[Begin]

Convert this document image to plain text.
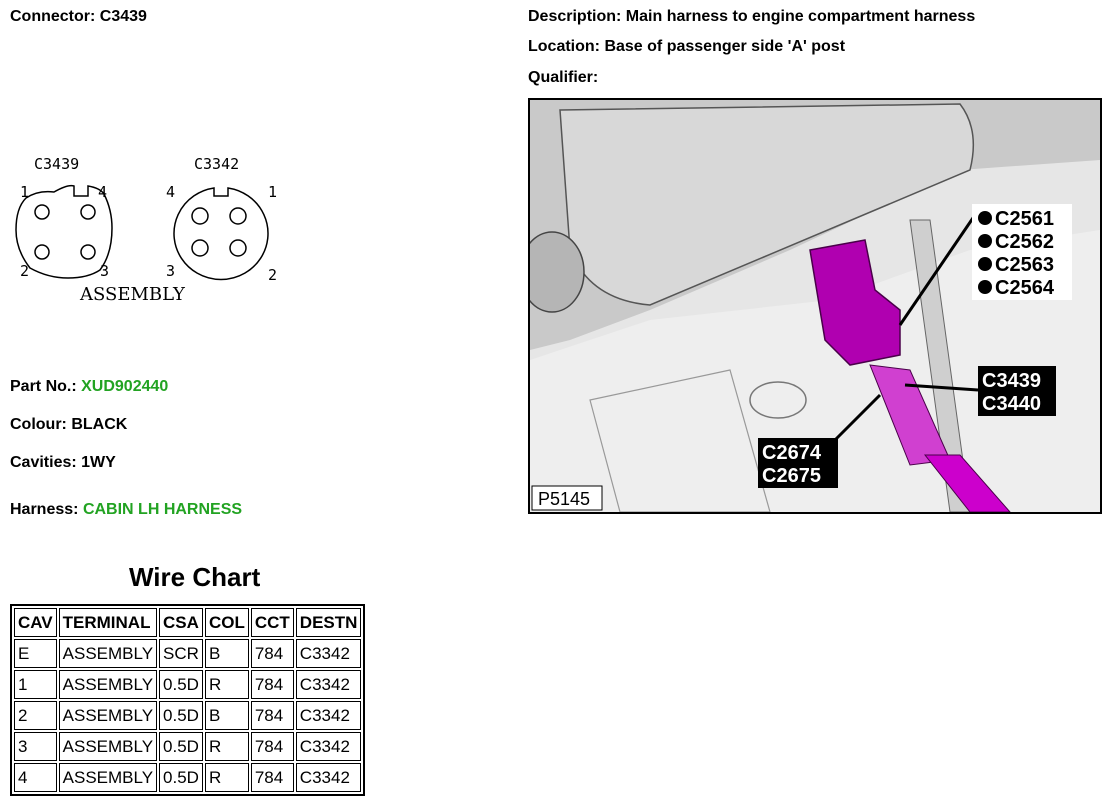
Connector: C3439	Description: Main harness to engine compartment harness
Location: Base of passenger side 'A' post
Qualifier:
C3439
1	4
2	3
C3342
4	1
3	2
ASSEMBLY
Part No.: XUD902440
Colour: BLACK
Cavities: 1WY
Harness: CABIN LH HARNESS
C2561
C2562
C2563
C2564
C3439
C3440
C2674
C2675
P5145
Wire Chart
CAV	TERMINAL	CSA	COL	CCT	DESTN
E	ASSEMBLY	SCR	B	784	C3342
1	ASSEMBLY	0.5D	R	784	C3342
2	ASSEMBLY	0.5D	B	784	C3342
3	ASSEMBLY	0.5D	R	784	C3342
4	ASSEMBLY	0.5D	R	784	C3342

[End]

## STATED PROBLEM
Without the pictures, reproduce every line of the records above exactly.

## SOLUTION
Convert this document image to plain text.
Connector: C3439	Description: Main harness to engine compartment harness
Location: Base of passenger side 'A' post
Qualifier:
C3439
1	4
2	3
C3342
4	1
3	2
ASSEMBLY
Part No.: XUD902440
Colour: BLACK
Cavities: 1WY
Harness: CABIN LH HARNESS
C2561
C2562
C2563
C2564
C3439
C3440
C2674
C2675
P5145
Wire Chart
CAV	TERMINAL	CSA	COL	CCT	DESTN
E	ASSEMBLY	SCR	B	784	C3342
1	ASSEMBLY	0.5D	R	784	C3342
2	ASSEMBLY	0.5D	B	784	C3342
3	ASSEMBLY	0.5D	R	784	C3342
4	ASSEMBLY	0.5D	R	784	C3342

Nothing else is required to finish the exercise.